EXERCISE DIRECTIONS:
Could you write out every record below exactly, leaving out any pictures?

DATA FOR PROCESSING:
+ + +
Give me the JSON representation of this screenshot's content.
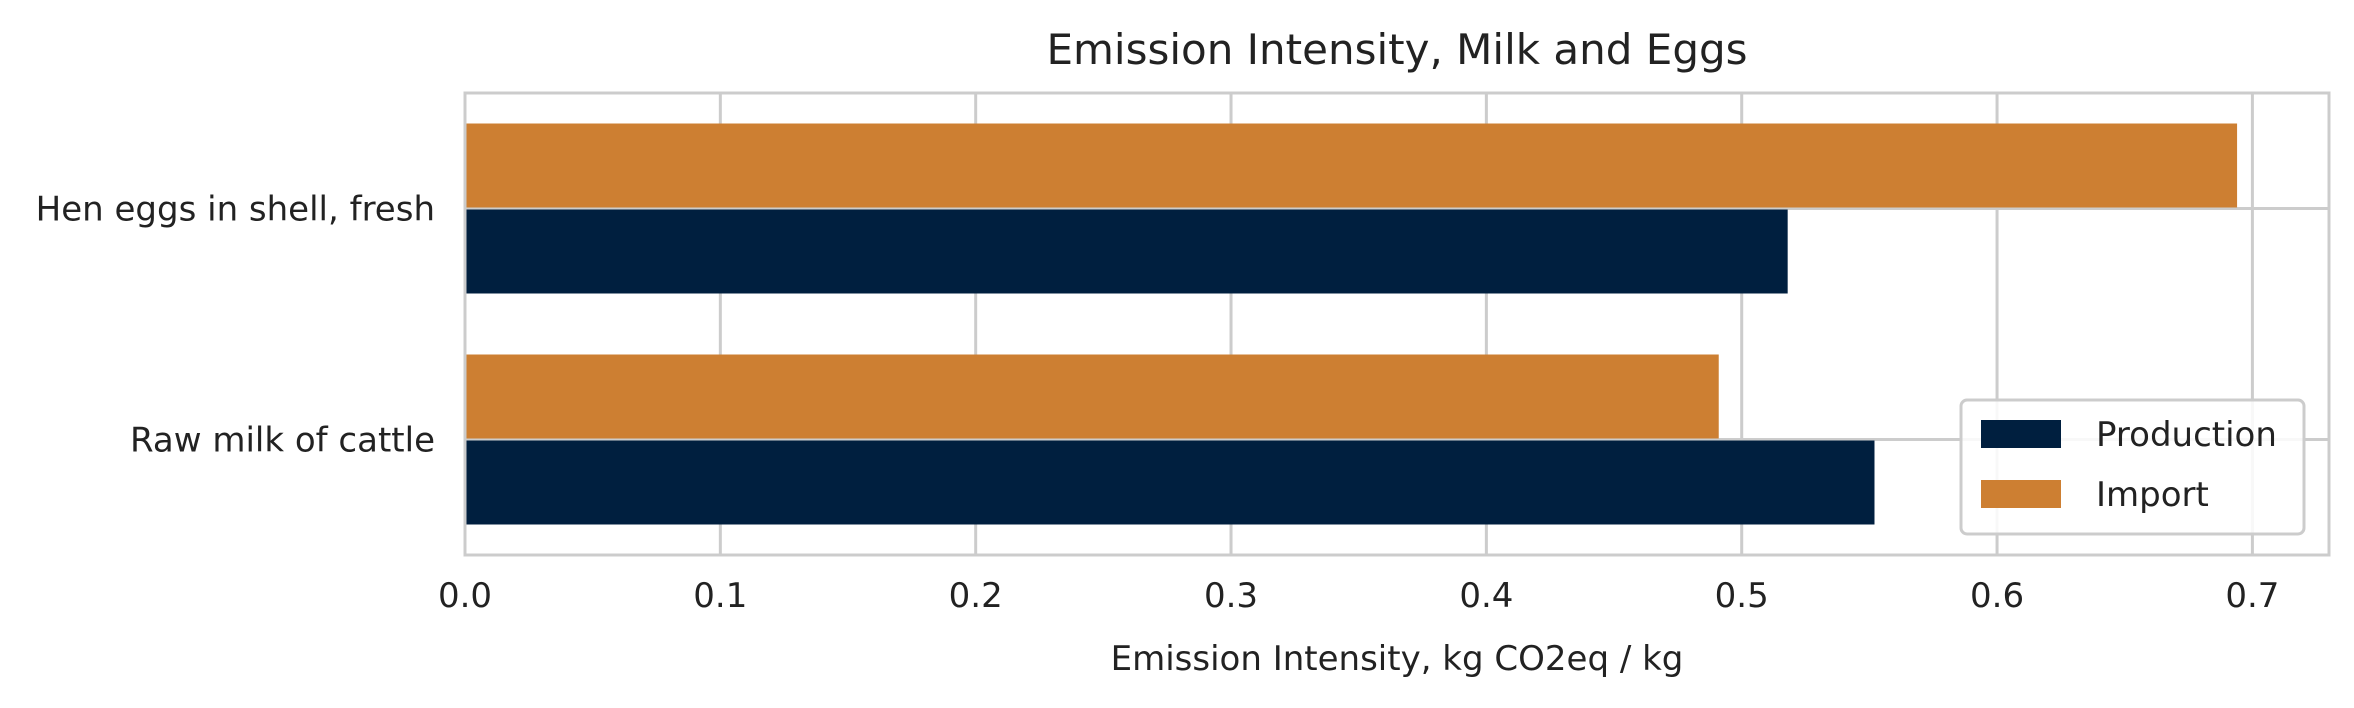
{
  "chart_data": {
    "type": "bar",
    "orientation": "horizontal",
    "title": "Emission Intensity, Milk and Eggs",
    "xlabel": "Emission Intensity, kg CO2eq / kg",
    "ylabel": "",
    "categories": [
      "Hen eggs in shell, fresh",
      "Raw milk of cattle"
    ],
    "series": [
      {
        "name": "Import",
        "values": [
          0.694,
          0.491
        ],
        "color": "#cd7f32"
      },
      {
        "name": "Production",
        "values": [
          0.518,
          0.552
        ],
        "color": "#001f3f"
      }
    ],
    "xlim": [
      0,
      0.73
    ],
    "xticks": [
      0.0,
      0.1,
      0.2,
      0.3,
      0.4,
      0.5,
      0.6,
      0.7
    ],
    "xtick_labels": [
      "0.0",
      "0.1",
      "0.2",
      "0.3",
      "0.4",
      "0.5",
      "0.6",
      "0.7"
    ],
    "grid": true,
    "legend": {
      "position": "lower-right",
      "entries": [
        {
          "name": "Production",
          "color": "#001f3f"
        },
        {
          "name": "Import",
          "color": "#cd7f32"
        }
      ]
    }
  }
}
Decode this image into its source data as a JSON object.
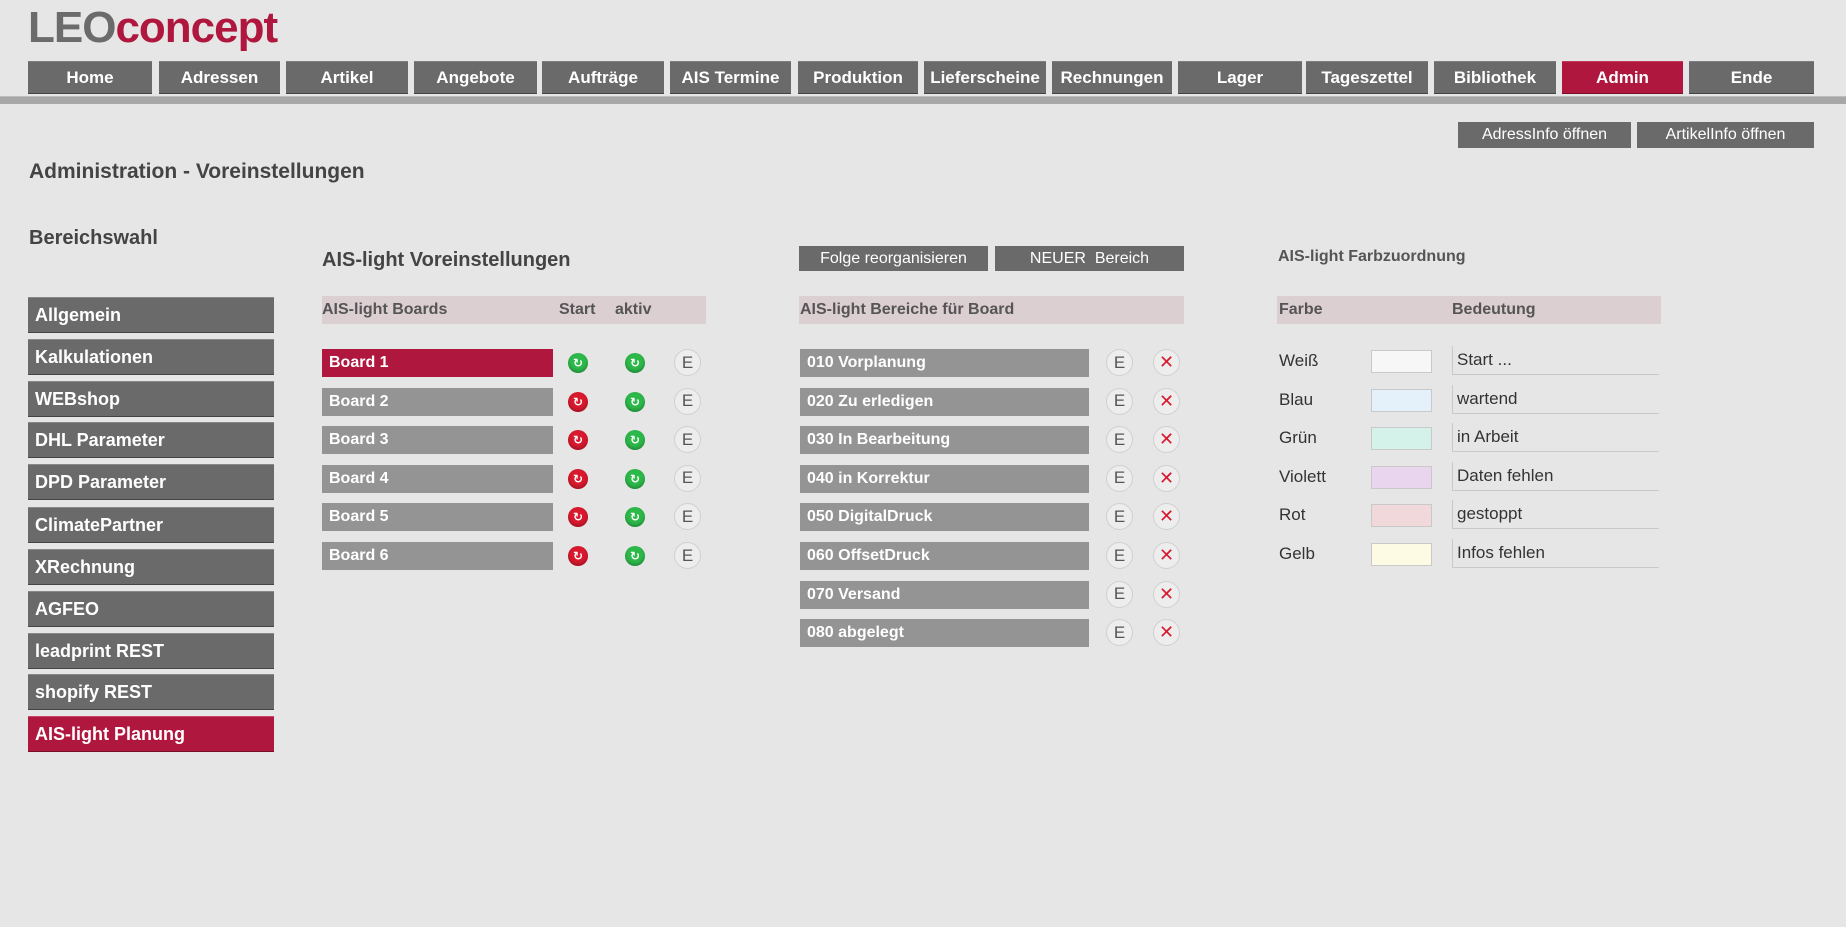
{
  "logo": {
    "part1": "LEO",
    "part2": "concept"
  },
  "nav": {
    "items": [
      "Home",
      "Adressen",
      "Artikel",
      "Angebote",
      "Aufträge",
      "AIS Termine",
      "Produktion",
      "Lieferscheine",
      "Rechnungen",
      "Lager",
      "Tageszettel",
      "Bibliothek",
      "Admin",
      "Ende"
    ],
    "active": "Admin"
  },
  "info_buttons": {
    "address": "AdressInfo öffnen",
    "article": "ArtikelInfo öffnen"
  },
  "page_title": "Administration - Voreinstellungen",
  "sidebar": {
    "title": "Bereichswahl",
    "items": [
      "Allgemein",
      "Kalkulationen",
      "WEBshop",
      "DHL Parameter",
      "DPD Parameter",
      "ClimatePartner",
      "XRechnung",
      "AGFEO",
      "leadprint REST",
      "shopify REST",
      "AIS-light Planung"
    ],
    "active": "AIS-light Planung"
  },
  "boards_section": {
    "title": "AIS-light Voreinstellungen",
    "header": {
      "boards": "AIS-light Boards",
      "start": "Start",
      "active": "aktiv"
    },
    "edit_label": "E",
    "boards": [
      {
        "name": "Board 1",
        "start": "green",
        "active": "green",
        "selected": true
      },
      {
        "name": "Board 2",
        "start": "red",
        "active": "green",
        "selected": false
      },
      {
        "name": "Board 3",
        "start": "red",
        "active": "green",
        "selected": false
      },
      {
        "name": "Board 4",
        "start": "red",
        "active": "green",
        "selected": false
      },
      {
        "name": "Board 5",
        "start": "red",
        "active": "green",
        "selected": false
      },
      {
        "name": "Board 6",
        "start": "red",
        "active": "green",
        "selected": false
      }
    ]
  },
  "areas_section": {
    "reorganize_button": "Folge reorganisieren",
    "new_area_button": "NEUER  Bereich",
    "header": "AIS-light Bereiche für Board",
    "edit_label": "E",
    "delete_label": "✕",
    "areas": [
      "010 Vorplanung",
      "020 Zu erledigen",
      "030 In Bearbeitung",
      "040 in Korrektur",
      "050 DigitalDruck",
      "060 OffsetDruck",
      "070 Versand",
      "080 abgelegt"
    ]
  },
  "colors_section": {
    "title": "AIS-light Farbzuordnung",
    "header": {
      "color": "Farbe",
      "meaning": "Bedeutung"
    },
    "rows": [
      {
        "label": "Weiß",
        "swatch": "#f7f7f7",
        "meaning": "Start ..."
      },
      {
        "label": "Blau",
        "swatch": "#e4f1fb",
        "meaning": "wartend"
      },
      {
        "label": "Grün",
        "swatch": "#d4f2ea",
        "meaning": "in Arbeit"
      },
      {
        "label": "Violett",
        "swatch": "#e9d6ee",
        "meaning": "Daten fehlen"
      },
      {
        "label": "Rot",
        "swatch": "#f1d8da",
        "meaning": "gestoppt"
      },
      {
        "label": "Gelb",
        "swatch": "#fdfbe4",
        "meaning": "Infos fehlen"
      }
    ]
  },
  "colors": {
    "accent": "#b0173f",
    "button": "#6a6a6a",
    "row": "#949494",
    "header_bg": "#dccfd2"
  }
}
+ + +
TASK RESPONSE:
Give me the JSON representation of this screenshot's content.
{
  "chart_data": {
    "type": "bar",
    "orientation": "horizontal",
    "title": "Emission Intensity, Milk and Eggs",
    "xlabel": "Emission Intensity, kg CO2eq / kg",
    "ylabel": "",
    "categories": [
      "Hen eggs in shell, fresh",
      "Raw milk of cattle"
    ],
    "series": [
      {
        "name": "Import",
        "values": [
          0.694,
          0.491
        ],
        "color": "#cd7f32"
      },
      {
        "name": "Production",
        "values": [
          0.518,
          0.552
        ],
        "color": "#001f3f"
      }
    ],
    "xlim": [
      0,
      0.73
    ],
    "xticks": [
      0.0,
      0.1,
      0.2,
      0.3,
      0.4,
      0.5,
      0.6,
      0.7
    ],
    "xtick_labels": [
      "0.0",
      "0.1",
      "0.2",
      "0.3",
      "0.4",
      "0.5",
      "0.6",
      "0.7"
    ],
    "grid": true,
    "legend": {
      "position": "lower-right",
      "entries": [
        {
          "name": "Production",
          "color": "#001f3f"
        },
        {
          "name": "Import",
          "color": "#cd7f32"
        }
      ]
    }
  }
}
Decode this image into its source data as a JSON object.
{
  "logo": {
    "part1": "LEO",
    "part2": "concept"
  },
  "nav": {
    "items": [
      "Home",
      "Adressen",
      "Artikel",
      "Angebote",
      "Aufträge",
      "AIS Termine",
      "Produktion",
      "Lieferscheine",
      "Rechnungen",
      "Lager",
      "Tageszettel",
      "Bibliothek",
      "Admin",
      "Ende"
    ],
    "active": "Admin"
  },
  "info_buttons": {
    "address": "AdressInfo öffnen",
    "article": "ArtikelInfo öffnen"
  },
  "page_title": "Administration - Voreinstellungen",
  "sidebar": {
    "title": "Bereichswahl",
    "items": [
      "Allgemein",
      "Kalkulationen",
      "WEBshop",
      "DHL Parameter",
      "DPD Parameter",
      "ClimatePartner",
      "XRechnung",
      "AGFEO",
      "leadprint REST",
      "shopify REST",
      "AIS-light Planung"
    ],
    "active": "AIS-light Planung"
  },
  "boards_section": {
    "title": "AIS-light Voreinstellungen",
    "header": {
      "boards": "AIS-light Boards",
      "start": "Start",
      "active": "aktiv"
    },
    "edit_label": "E",
    "boards": [
      {
        "name": "Board 1",
        "start": "green",
        "active": "green",
        "selected": true
      },
      {
        "name": "Board 2",
        "start": "red",
        "active": "green",
        "selected": false
      },
      {
        "name": "Board 3",
        "start": "red",
        "active": "green",
        "selected": false
      },
      {
        "name": "Board 4",
        "start": "red",
        "active": "green",
        "selected": false
      },
      {
        "name": "Board 5",
        "start": "red",
        "active": "green",
        "selected": false
      },
      {
        "name": "Board 6",
        "start": "red",
        "active": "green",
        "selected": false
      }
    ]
  },
  "areas_section": {
    "reorganize_button": "Folge reorganisieren",
    "new_area_button": "NEUER  Bereich",
    "header": "AIS-light Bereiche für Board",
    "edit_label": "E",
    "delete_label": "✕",
    "areas": [
      "010 Vorplanung",
      "020 Zu erledigen",
      "030 In Bearbeitung",
      "040 in Korrektur",
      "050 DigitalDruck",
      "060 OffsetDruck",
      "070 Versand",
      "080 abgelegt"
    ]
  },
  "colors_section": {
    "title": "AIS-light Farbzuordnung",
    "header": {
      "color": "Farbe",
      "meaning": "Bedeutung"
    },
    "rows": [
      {
        "label": "Weiß",
        "swatch": "#f7f7f7",
        "meaning": "Start ..."
      },
      {
        "label": "Blau",
        "swatch": "#e4f1fb",
        "meaning": "wartend"
      },
      {
        "label": "Grün",
        "swatch": "#d4f2ea",
        "meaning": "in Arbeit"
      },
      {
        "label": "Violett",
        "swatch": "#e9d6ee",
        "meaning": "Daten fehlen"
      },
      {
        "label": "Rot",
        "swatch": "#f1d8da",
        "meaning": "gestoppt"
      },
      {
        "label": "Gelb",
        "swatch": "#fdfbe4",
        "meaning": "Infos fehlen"
      }
    ]
  },
  "colors": {
    "accent": "#b0173f",
    "button": "#6a6a6a",
    "row": "#949494",
    "header_bg": "#dccfd2"
  }
}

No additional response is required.